## [Given problem]
Pull out every line below that contains the string "infos", copying each one in full. Case counts.

Layout annotation records:
▼
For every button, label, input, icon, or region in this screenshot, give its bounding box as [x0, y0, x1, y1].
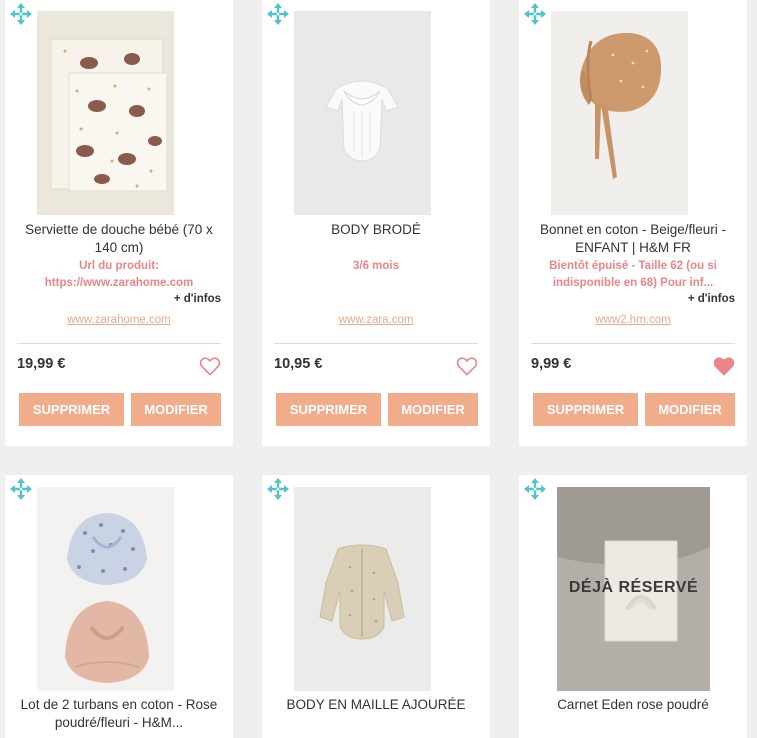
product-title[interactable]: Carnet Eden rose poudré [527, 696, 739, 714]
product-price: 19,99 € [17, 356, 66, 372]
delete-button[interactable]: SUPPRIMER [276, 393, 381, 426]
edit-button[interactable]: MODIFIER [645, 393, 735, 426]
product-card: BODY EN MAILLE AJOURÉE [262, 475, 490, 738]
delete-button[interactable]: SUPPRIMER [19, 393, 124, 426]
move-icon[interactable] [266, 2, 290, 26]
delete-button[interactable]: SUPPRIMER [533, 393, 638, 426]
product-image[interactable] [294, 487, 431, 691]
divider [274, 343, 478, 344]
move-icon[interactable] [9, 477, 33, 501]
product-title[interactable]: Serviette de douche bébé (70 x 140 cm) [13, 221, 225, 257]
product-card: Bonnet en coton - Beige/fleuri - ENFANT … [519, 0, 747, 446]
product-card: Lot de 2 turbans en coton - Rose poudré/… [5, 475, 233, 738]
more-info-link[interactable]: + d'infos [688, 293, 735, 305]
product-title[interactable]: Lot de 2 turbans en coton - Rose poudré/… [13, 696, 225, 732]
product-title[interactable]: BODY BRODÉ [270, 221, 482, 239]
product-image[interactable] [294, 11, 431, 215]
product-price: 10,95 € [274, 356, 323, 372]
move-icon[interactable] [523, 2, 547, 26]
move-icon[interactable] [523, 477, 547, 501]
product-image[interactable]: DÉJÀ RÉSERVÉ [557, 487, 710, 691]
product-card: Serviette de douche bébé (70 x 140 cm) U… [5, 0, 233, 446]
product-image[interactable] [37, 487, 174, 691]
product-title[interactable]: BODY EN MAILLE AJOURÉE [270, 696, 482, 714]
product-note: Bientôt épuisé - Taille 62 (ou si indisp… [549, 260, 717, 289]
heart-filled-icon[interactable] [713, 356, 735, 376]
product-card: DÉJÀ RÉSERVÉ Carnet Eden rose poudré [519, 475, 747, 738]
move-icon[interactable] [9, 2, 33, 26]
product-note: 3/6 mois [352, 260, 400, 272]
product-note: Url du produit: https://www.zarahome.com [44, 260, 194, 289]
product-card: BODY BRODÉ 3/6 mois www.zara.com 10,95 €… [262, 0, 490, 446]
divider [531, 343, 735, 344]
product-image[interactable] [551, 11, 688, 215]
more-info-link[interactable]: + d'infos [174, 293, 221, 305]
store-link[interactable]: www.zarahome.com [5, 314, 233, 326]
store-link[interactable]: www.zara.com [262, 314, 490, 326]
edit-button[interactable]: MODIFIER [131, 393, 221, 426]
divider [17, 343, 221, 344]
move-icon[interactable] [266, 477, 290, 501]
product-image[interactable] [37, 11, 174, 215]
product-price: 9,99 € [531, 356, 572, 372]
edit-button[interactable]: MODIFIER [388, 393, 478, 426]
heart-outline-icon[interactable] [199, 356, 221, 376]
product-title[interactable]: Bonnet en coton - Beige/fleuri - ENFANT … [527, 221, 739, 257]
heart-outline-icon[interactable] [456, 356, 478, 376]
store-link[interactable]: www2.hm.com [519, 314, 747, 326]
reserved-label: DÉJÀ RÉSERVÉ [568, 579, 699, 596]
▲
## [Solution to this exercise]
more-info-link[interactable]: + d'infos [688, 293, 735, 305]
more-info-link[interactable]: + d'infos [174, 293, 221, 305]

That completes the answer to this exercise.